_What this task involves:_ Quote each record exactly, please, leaving none out.

_Data rows:_
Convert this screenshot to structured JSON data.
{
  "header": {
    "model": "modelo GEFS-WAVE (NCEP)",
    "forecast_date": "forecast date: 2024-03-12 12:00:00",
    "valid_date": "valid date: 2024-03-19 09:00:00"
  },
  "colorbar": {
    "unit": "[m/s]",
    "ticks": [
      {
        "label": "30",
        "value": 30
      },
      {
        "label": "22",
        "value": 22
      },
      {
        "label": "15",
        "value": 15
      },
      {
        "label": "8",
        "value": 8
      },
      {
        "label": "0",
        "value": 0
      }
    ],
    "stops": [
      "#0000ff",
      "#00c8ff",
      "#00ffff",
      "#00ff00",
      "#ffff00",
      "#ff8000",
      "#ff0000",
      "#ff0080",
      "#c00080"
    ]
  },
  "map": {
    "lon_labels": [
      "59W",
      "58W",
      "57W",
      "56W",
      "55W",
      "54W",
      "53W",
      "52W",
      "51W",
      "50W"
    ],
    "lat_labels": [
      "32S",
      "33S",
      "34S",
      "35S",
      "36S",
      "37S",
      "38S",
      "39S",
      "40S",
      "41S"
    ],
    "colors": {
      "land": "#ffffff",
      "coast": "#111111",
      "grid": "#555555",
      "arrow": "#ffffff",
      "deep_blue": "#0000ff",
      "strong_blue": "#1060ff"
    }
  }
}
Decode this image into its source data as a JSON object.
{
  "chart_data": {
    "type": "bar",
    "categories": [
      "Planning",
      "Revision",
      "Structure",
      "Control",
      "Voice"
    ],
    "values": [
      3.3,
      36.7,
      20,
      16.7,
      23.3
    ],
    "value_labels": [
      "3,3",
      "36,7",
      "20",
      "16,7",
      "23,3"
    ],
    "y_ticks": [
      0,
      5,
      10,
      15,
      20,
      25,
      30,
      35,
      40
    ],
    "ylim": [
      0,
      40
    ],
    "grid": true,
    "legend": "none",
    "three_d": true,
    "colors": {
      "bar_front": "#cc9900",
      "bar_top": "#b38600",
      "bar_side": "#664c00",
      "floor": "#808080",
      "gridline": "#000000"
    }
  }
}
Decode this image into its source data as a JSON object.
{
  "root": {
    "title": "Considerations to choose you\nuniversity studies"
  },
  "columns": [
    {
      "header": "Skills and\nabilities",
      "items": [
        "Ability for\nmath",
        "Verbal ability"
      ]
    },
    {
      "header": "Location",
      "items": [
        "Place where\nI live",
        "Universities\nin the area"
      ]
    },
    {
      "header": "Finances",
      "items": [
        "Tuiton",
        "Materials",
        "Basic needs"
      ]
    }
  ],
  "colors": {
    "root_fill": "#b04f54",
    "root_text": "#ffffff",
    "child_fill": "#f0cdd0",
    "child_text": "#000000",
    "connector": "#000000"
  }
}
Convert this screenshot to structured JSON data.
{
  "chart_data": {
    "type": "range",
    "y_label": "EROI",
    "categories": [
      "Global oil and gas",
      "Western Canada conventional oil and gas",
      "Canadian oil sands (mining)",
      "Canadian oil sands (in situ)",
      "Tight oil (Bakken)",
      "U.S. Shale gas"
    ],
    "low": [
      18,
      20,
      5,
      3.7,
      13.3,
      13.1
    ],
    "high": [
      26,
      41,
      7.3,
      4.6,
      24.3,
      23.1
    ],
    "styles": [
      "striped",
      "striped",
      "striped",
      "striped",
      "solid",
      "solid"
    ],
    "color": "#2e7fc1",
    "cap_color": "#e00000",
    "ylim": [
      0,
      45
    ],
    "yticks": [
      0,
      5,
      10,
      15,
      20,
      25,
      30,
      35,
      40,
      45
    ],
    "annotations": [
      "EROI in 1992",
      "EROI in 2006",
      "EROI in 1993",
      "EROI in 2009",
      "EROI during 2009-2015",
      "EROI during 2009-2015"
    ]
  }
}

_Worked solution:_
Convert this screenshot to structured JSON data.
{
  "header": {
    "model": "modelo GEFS-WAVE (NCEP)",
    "forecast_date": "forecast date: 2024-03-12 12:00:00",
    "valid_date": "valid date: 2024-03-19 09:00:00"
  },
  "colorbar": {
    "unit": "[m/s]",
    "ticks": [
      {
        "label": "30",
        "value": 30
      },
      {
        "label": "22",
        "value": 22
      },
      {
        "label": "15",
        "value": 15
      },
      {
        "label": "8",
        "value": 8
      },
      {
        "label": "0",
        "value": 0
      }
    ],
    "stops": [
      "#0000ff",
      "#00c8ff",
      "#00ffff",
      "#00ff00",
      "#ffff00",
      "#ff8000",
      "#ff0000",
      "#ff0080",
      "#c00080"
    ]
  },
  "map": {
    "lon_labels": [
      "59W",
      "58W",
      "57W",
      "56W",
      "55W",
      "54W",
      "53W",
      "52W",
      "51W",
      "50W"
    ],
    "lat_labels": [
      "32S",
      "33S",
      "34S",
      "35S",
      "36S",
      "37S",
      "38S",
      "39S",
      "40S",
      "41S"
    ],
    "colors": {
      "land": "#ffffff",
      "coast": "#111111",
      "grid": "#555555",
      "arrow": "#ffffff",
      "deep_blue": "#0000ff",
      "strong_blue": "#1060ff"
    }
  }
}
Decode this image into its source data as a JSON object.
{
  "chart_data": {
    "type": "bar",
    "categories": [
      "Planning",
      "Revision",
      "Structure",
      "Control",
      "Voice"
    ],
    "values": [
      3.3,
      36.7,
      20,
      16.7,
      23.3
    ],
    "value_labels": [
      "3,3",
      "36,7",
      "20",
      "16,7",
      "23,3"
    ],
    "y_ticks": [
      0,
      5,
      10,
      15,
      20,
      25,
      30,
      35,
      40
    ],
    "ylim": [
      0,
      40
    ],
    "grid": true,
    "legend": "none",
    "three_d": true,
    "colors": {
      "bar_front": "#cc9900",
      "bar_top": "#b38600",
      "bar_side": "#664c00",
      "floor": "#808080",
      "gridline": "#000000"
    }
  }
}
Decode this image into its source data as a JSON object.
{
  "root": {
    "title": "Considerations to choose you\nuniversity studies"
  },
  "columns": [
    {
      "header": "Skills and\nabilities",
      "items": [
        "Ability for\nmath",
        "Verbal ability"
      ]
    },
    {
      "header": "Location",
      "items": [
        "Place where\nI live",
        "Universities\nin the area"
      ]
    },
    {
      "header": "Finances",
      "items": [
        "Tuiton",
        "Materials",
        "Basic needs"
      ]
    }
  ],
  "colors": {
    "root_fill": "#b04f54",
    "root_text": "#ffffff",
    "child_fill": "#f0cdd0",
    "child_text": "#000000",
    "connector": "#000000"
  }
}
Convert this screenshot to structured JSON data.
{
  "chart_data": {
    "type": "range",
    "y_label": "EROI",
    "categories": [
      "Global oil and gas",
      "Western Canada conventional oil and gas",
      "Canadian oil sands (mining)",
      "Canadian oil sands (in situ)",
      "Tight oil (Bakken)",
      "U.S. Shale gas"
    ],
    "low": [
      18,
      20,
      5,
      3.7,
      13.3,
      13.1
    ],
    "high": [
      26,
      41,
      7.3,
      4.6,
      24.3,
      23.1
    ],
    "styles": [
      "striped",
      "striped",
      "striped",
      "striped",
      "solid",
      "solid"
    ],
    "color": "#2e7fc1",
    "cap_color": "#e00000",
    "ylim": [
      0,
      45
    ],
    "yticks": [
      0,
      5,
      10,
      15,
      20,
      25,
      30,
      35,
      40,
      45
    ],
    "annotations": [
      "EROI in 1992",
      "EROI in 2006",
      "EROI in 1993",
      "EROI in 2009",
      "EROI during 2009-2015",
      "EROI during 2009-2015"
    ]
  }
}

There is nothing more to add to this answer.